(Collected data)
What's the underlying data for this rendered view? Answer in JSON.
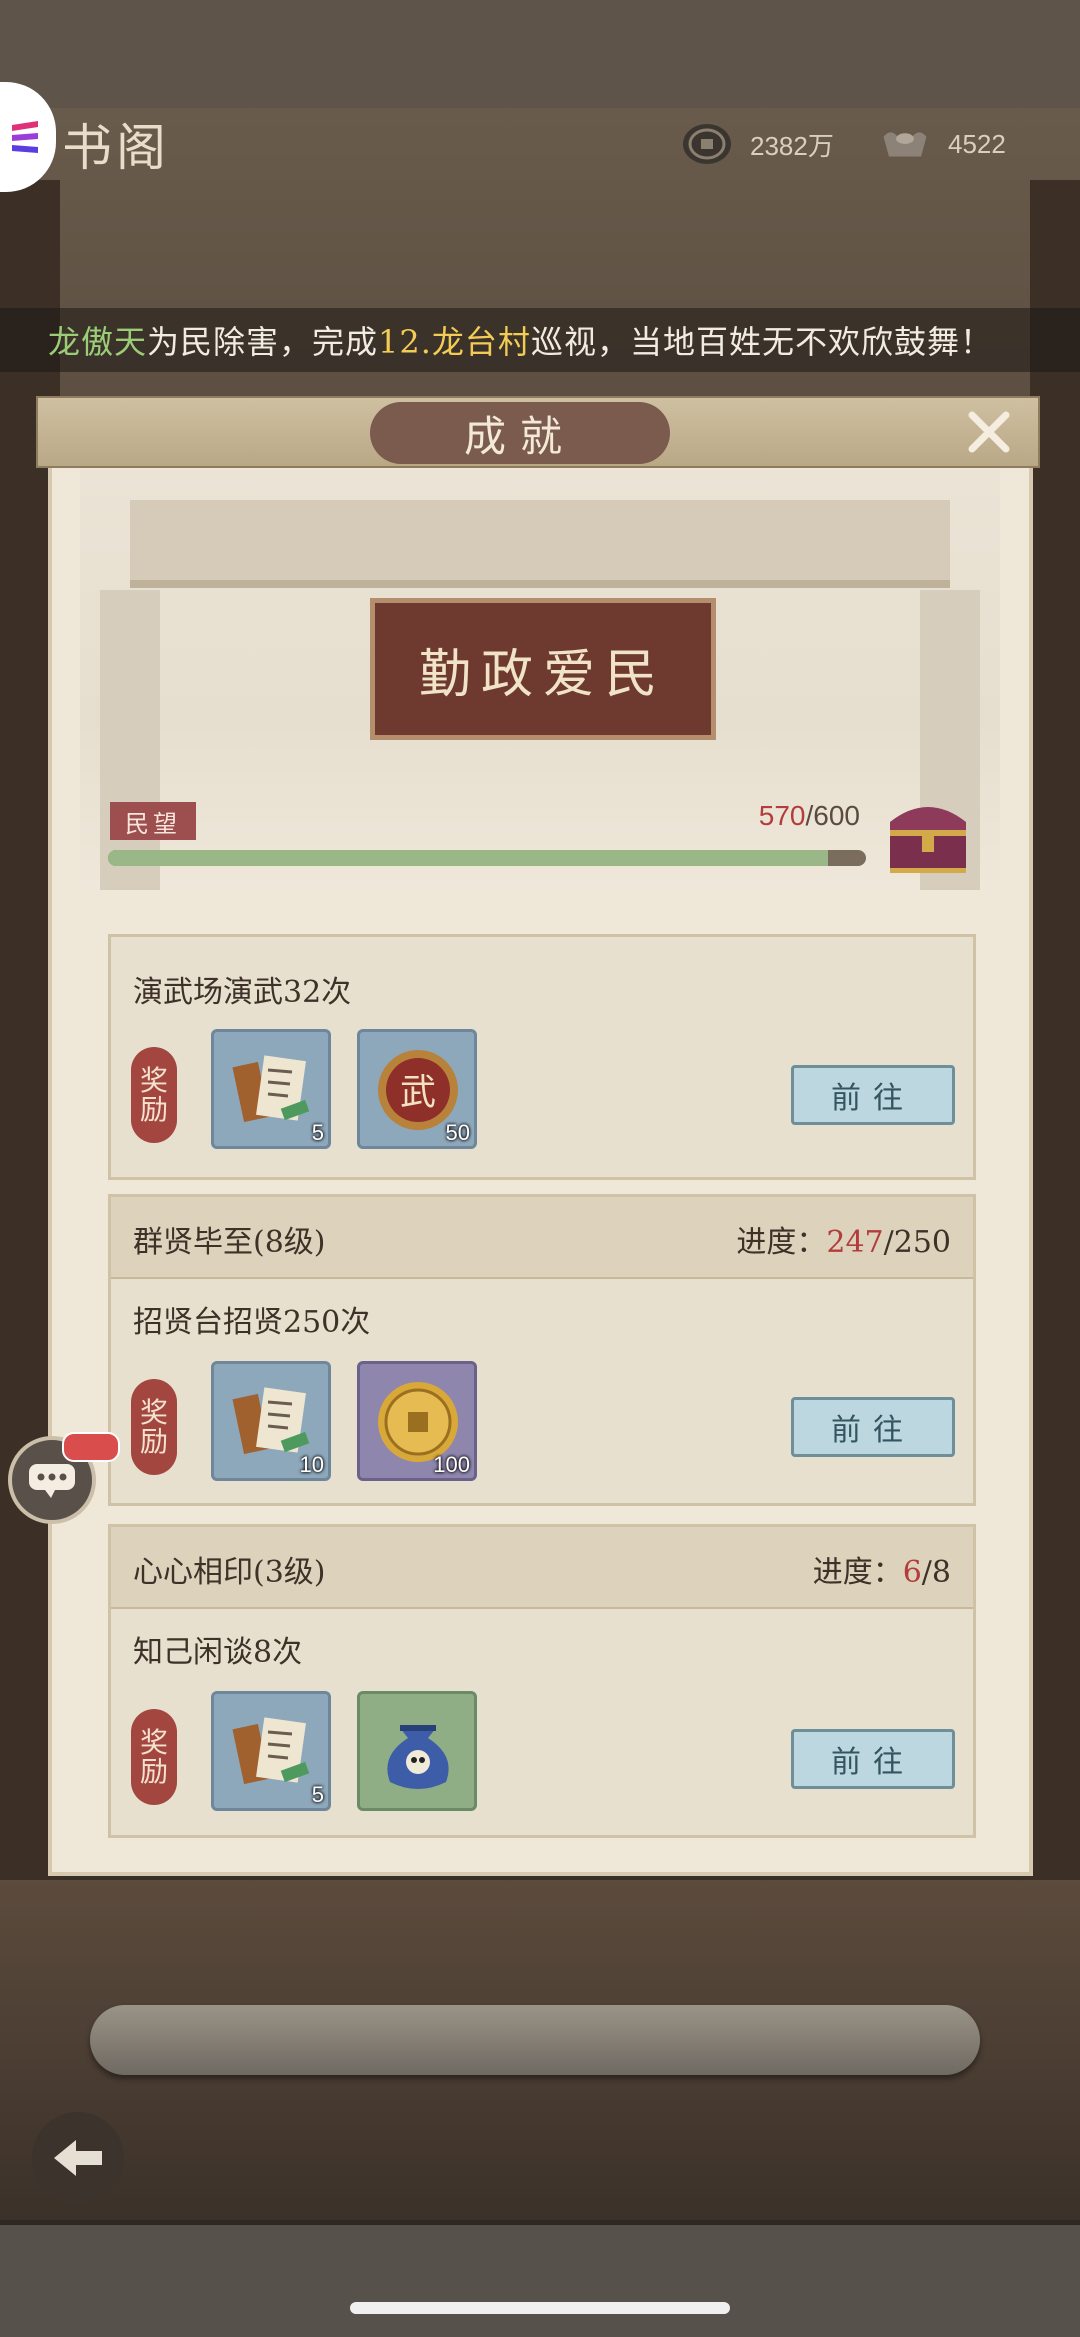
{
  "header": {
    "title": "书阁",
    "copper_coins": "2382万",
    "silver": "4522"
  },
  "marquee": {
    "player": "龙傲天",
    "text1": "为民除害，完成",
    "place": "12.龙台村",
    "text2": "巡视，当地百姓无不欢欣鼓舞！"
  },
  "panel": {
    "title": "成就",
    "sign": "勤政爱民",
    "reputation_label": "民望",
    "reputation_current": "570",
    "reputation_max": "/600",
    "reputation_fraction": 0.95
  },
  "tasks": [
    {
      "name": "",
      "progress_label": "",
      "progress_current": "",
      "progress_total": "",
      "description": "演武场演武32次",
      "reward_label_1": "奖",
      "reward_label_2": "励",
      "rewards": [
        {
          "icon": "scroll-book-icon",
          "qty": "5"
        },
        {
          "icon": "martial-coin-icon",
          "qty": "50"
        }
      ],
      "button": "前往"
    },
    {
      "name": "群贤毕至(8级)",
      "progress_label": "进度：",
      "progress_current": "247",
      "progress_total": "/250",
      "description": "招贤台招贤250次",
      "reward_label_1": "奖",
      "reward_label_2": "励",
      "rewards": [
        {
          "icon": "scroll-book-icon",
          "qty": "10"
        },
        {
          "icon": "gold-coin-icon",
          "qty": "100"
        }
      ],
      "button": "前往"
    },
    {
      "name": "心心相印(3级)",
      "progress_label": "进度：",
      "progress_current": "6",
      "progress_total": "/8",
      "description": "知己闲谈8次",
      "reward_label_1": "奖",
      "reward_label_2": "励",
      "rewards": [
        {
          "icon": "scroll-book-icon",
          "qty": "5"
        },
        {
          "icon": "pouch-icon",
          "qty": ""
        }
      ],
      "button": "前往"
    }
  ],
  "colors": {
    "accent_red": "#b33d3d",
    "bar_fill": "#9ab887",
    "button_blue": "#bcd7e0"
  }
}
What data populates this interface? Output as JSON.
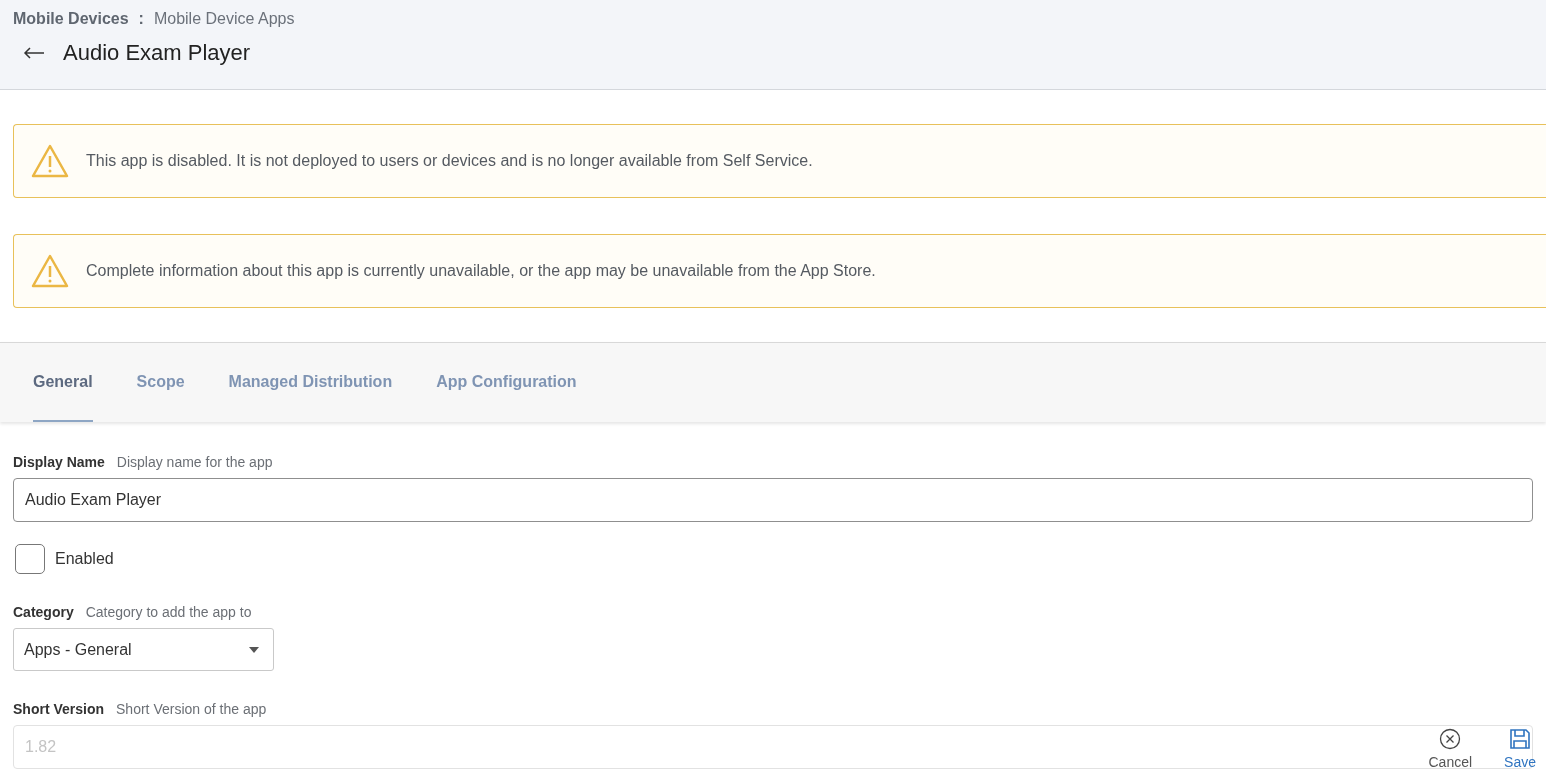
{
  "breadcrumb": {
    "parent": "Mobile Devices",
    "separator": ":",
    "current": "Mobile Device Apps"
  },
  "title": "Audio Exam Player",
  "alerts": [
    {
      "kind": "warning",
      "text": "This app is disabled. It is not deployed to users or devices and is no longer available from Self Service."
    },
    {
      "kind": "warning",
      "text": "Complete information about this app is currently unavailable, or the app may be unavailable from the App Store."
    }
  ],
  "tabs": [
    {
      "label": "General",
      "selected": true
    },
    {
      "label": "Scope",
      "selected": false
    },
    {
      "label": "Managed Distribution",
      "selected": false
    },
    {
      "label": "App Configuration",
      "selected": false
    }
  ],
  "form": [
    {
      "kind": "text",
      "label": "Display Name",
      "hint": "Display name for the app",
      "value": "Audio Exam Player",
      "disabled": false
    },
    {
      "kind": "checkbox",
      "label": "Enabled",
      "checked": false
    },
    {
      "kind": "select",
      "label": "Category",
      "hint": "Category to add the app to",
      "value": "Apps - General"
    },
    {
      "kind": "text",
      "label": "Short Version",
      "hint": "Short Version of the app",
      "value": "1.82",
      "disabled": true
    }
  ],
  "actions": [
    {
      "kind": "cancel",
      "label": "Cancel"
    },
    {
      "kind": "save",
      "label": "Save"
    }
  ]
}
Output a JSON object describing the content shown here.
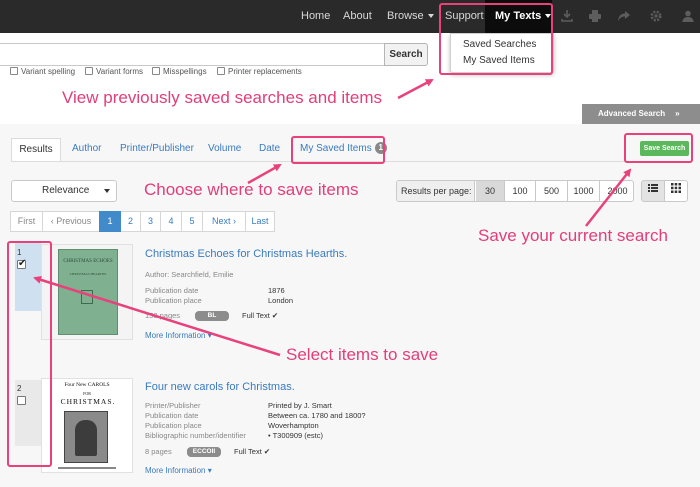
{
  "nav": {
    "links": [
      "Home",
      "About",
      "Browse",
      "Support",
      "My Texts"
    ],
    "icons": [
      "download-icon",
      "print-icon",
      "share-icon",
      "gear-icon",
      "user-icon"
    ],
    "mytexts_menu": [
      "Saved Searches",
      "My Saved Items"
    ]
  },
  "search": {
    "button_label": "Search",
    "query": "",
    "options": [
      "Variant spelling",
      "Variant forms",
      "Misspellings",
      "Printer replacements"
    ],
    "advanced_label": "Advanced Search"
  },
  "tabs": {
    "items": [
      "Results",
      "Author",
      "Printer/Publisher",
      "Volume",
      "Date",
      "My Saved Items"
    ],
    "saved_count": "1",
    "save_search_label": "Save Search"
  },
  "sort": {
    "selected": "Relevance",
    "per_page_label": "Results per page:",
    "per_page_options": [
      "30",
      "100",
      "500",
      "1000",
      "2000"
    ],
    "per_page_selected": "30"
  },
  "pagination": {
    "items": [
      "First",
      "‹ Previous",
      "1",
      "2",
      "3",
      "4",
      "5",
      "Next ›",
      "Last"
    ],
    "current": "1"
  },
  "results": [
    {
      "number": "1",
      "checked": true,
      "title": "Christmas Echoes for Christmas Hearths.",
      "author": "Author: Searchfield, Emilie",
      "fields": [
        {
          "label": "Publication date",
          "value": "1876"
        },
        {
          "label": "Publication place",
          "value": "London"
        }
      ],
      "pages": "158 pages",
      "source": "BL",
      "fulltext": "Full Text ✔",
      "more_info": "More Information ▾",
      "thumb_title": "CHRISTMAS ECHOES",
      "thumb_subtitle": "CHRISTMAS HEARTHS"
    },
    {
      "number": "2",
      "checked": false,
      "title": "Four new carols for Christmas.",
      "fields": [
        {
          "label": "Printer/Publisher",
          "value": "Printed by J. Smart"
        },
        {
          "label": "Publication date",
          "value": "Between ca. 1780 and 1800?"
        },
        {
          "label": "Publication place",
          "value": "Woverhampton"
        },
        {
          "label": "Bibliographic number/identifier",
          "value": "• T300909  (estc)"
        }
      ],
      "pages": "8 pages",
      "source": "ECCOII",
      "fulltext": "Full Text ✔",
      "more_info": "More Information ▾",
      "thumb_line1": "Four New CAROLS",
      "thumb_line2": "FOR",
      "thumb_line3": "CHRISTMAS."
    }
  ],
  "annotations": {
    "saved_menu": "View previously saved searches and items",
    "choose_where": "Choose where to save items",
    "save_current": "Save your current search",
    "select_items": "Select items to save",
    "color": "#e8417c"
  }
}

## What is required
Restate the whole listing above exactly, except for its images.

## Output of the task
What's the underlying data for this rendered view? Answer in JSON.
{
  "header": {
    "title": "书阁",
    "copper_coins": "2382万",
    "silver": "4522"
  },
  "marquee": {
    "player": "龙傲天",
    "text1": "为民除害，完成",
    "place": "12.龙台村",
    "text2": "巡视，当地百姓无不欢欣鼓舞！"
  },
  "panel": {
    "title": "成就",
    "sign": "勤政爱民",
    "reputation_label": "民望",
    "reputation_current": "570",
    "reputation_max": "/600",
    "reputation_fraction": 0.95
  },
  "tasks": [
    {
      "name": "",
      "progress_label": "",
      "progress_current": "",
      "progress_total": "",
      "description": "演武场演武32次",
      "reward_label_1": "奖",
      "reward_label_2": "励",
      "rewards": [
        {
          "icon": "scroll-book-icon",
          "qty": "5"
        },
        {
          "icon": "martial-coin-icon",
          "qty": "50"
        }
      ],
      "button": "前往"
    },
    {
      "name": "群贤毕至(8级)",
      "progress_label": "进度：",
      "progress_current": "247",
      "progress_total": "/250",
      "description": "招贤台招贤250次",
      "reward_label_1": "奖",
      "reward_label_2": "励",
      "rewards": [
        {
          "icon": "scroll-book-icon",
          "qty": "10"
        },
        {
          "icon": "gold-coin-icon",
          "qty": "100"
        }
      ],
      "button": "前往"
    },
    {
      "name": "心心相印(3级)",
      "progress_label": "进度：",
      "progress_current": "6",
      "progress_total": "/8",
      "description": "知己闲谈8次",
      "reward_label_1": "奖",
      "reward_label_2": "励",
      "rewards": [
        {
          "icon": "scroll-book-icon",
          "qty": "5"
        },
        {
          "icon": "pouch-icon",
          "qty": ""
        }
      ],
      "button": "前往"
    }
  ],
  "colors": {
    "accent_red": "#b33d3d",
    "bar_fill": "#9ab887",
    "button_blue": "#bcd7e0"
  }
}
What data populates this interface? Output as JSON.
{
  "breadcrumb": {
    "parent": "Mobile Devices",
    "separator": ":",
    "current": "Mobile Device Apps"
  },
  "title": "Audio Exam Player",
  "alerts": [
    {
      "kind": "warning",
      "text": "This app is disabled. It is not deployed to users or devices and is no longer available from Self Service."
    },
    {
      "kind": "warning",
      "text": "Complete information about this app is currently unavailable, or the app may be unavailable from the App Store."
    }
  ],
  "tabs": [
    {
      "label": "General",
      "selected": true
    },
    {
      "label": "Scope",
      "selected": false
    },
    {
      "label": "Managed Distribution",
      "selected": false
    },
    {
      "label": "App Configuration",
      "selected": false
    }
  ],
  "form": [
    {
      "kind": "text",
      "label": "Display Name",
      "hint": "Display name for the app",
      "value": "Audio Exam Player",
      "disabled": false
    },
    {
      "kind": "checkbox",
      "label": "Enabled",
      "checked": false
    },
    {
      "kind": "select",
      "label": "Category",
      "hint": "Category to add the app to",
      "value": "Apps - General"
    },
    {
      "kind": "text",
      "label": "Short Version",
      "hint": "Short Version of the app",
      "value": "1.82",
      "disabled": true
    }
  ],
  "actions": [
    {
      "kind": "cancel",
      "label": "Cancel"
    },
    {
      "kind": "save",
      "label": "Save"
    }
  ]
}
Output a JSON object describing the content shown here.
{
  "nav": {
    "links": [
      "Home",
      "About",
      "Browse",
      "Support",
      "My Texts"
    ],
    "icons": [
      "download-icon",
      "print-icon",
      "share-icon",
      "gear-icon",
      "user-icon"
    ],
    "mytexts_menu": [
      "Saved Searches",
      "My Saved Items"
    ]
  },
  "search": {
    "button_label": "Search",
    "query": "",
    "options": [
      "Variant spelling",
      "Variant forms",
      "Misspellings",
      "Printer replacements"
    ],
    "advanced_label": "Advanced Search"
  },
  "tabs": {
    "items": [
      "Results",
      "Author",
      "Printer/Publisher",
      "Volume",
      "Date",
      "My Saved Items"
    ],
    "saved_count": "1",
    "save_search_label": "Save Search"
  },
  "sort": {
    "selected": "Relevance",
    "per_page_label": "Results per page:",
    "per_page_options": [
      "30",
      "100",
      "500",
      "1000",
      "2000"
    ],
    "per_page_selected": "30"
  },
  "pagination": {
    "items": [
      "First",
      "‹ Previous",
      "1",
      "2",
      "3",
      "4",
      "5",
      "Next ›",
      "Last"
    ],
    "current": "1"
  },
  "results": [
    {
      "number": "1",
      "checked": true,
      "title": "Christmas Echoes for Christmas Hearths.",
      "author": "Author: Searchfield, Emilie",
      "fields": [
        {
          "label": "Publication date",
          "value": "1876"
        },
        {
          "label": "Publication place",
          "value": "London"
        }
      ],
      "pages": "158 pages",
      "source": "BL",
      "fulltext": "Full Text ✔",
      "more_info": "More Information ▾",
      "thumb_title": "CHRISTMAS ECHOES",
      "thumb_subtitle": "CHRISTMAS HEARTHS"
    },
    {
      "number": "2",
      "checked": false,
      "title": "Four new carols for Christmas.",
      "fields": [
        {
          "label": "Printer/Publisher",
          "value": "Printed by J. Smart"
        },
        {
          "label": "Publication date",
          "value": "Between ca. 1780 and 1800?"
        },
        {
          "label": "Publication place",
          "value": "Woverhampton"
        },
        {
          "label": "Bibliographic number/identifier",
          "value": "• T300909  (estc)"
        }
      ],
      "pages": "8 pages",
      "source": "ECCOII",
      "fulltext": "Full Text ✔",
      "more_info": "More Information ▾",
      "thumb_line1": "Four New CAROLS",
      "thumb_line2": "FOR",
      "thumb_line3": "CHRISTMAS."
    }
  ],
  "annotations": {
    "saved_menu": "View previously saved searches and items",
    "choose_where": "Choose where to save items",
    "save_current": "Save your current search",
    "select_items": "Select items to save",
    "color": "#e8417c"
  }
}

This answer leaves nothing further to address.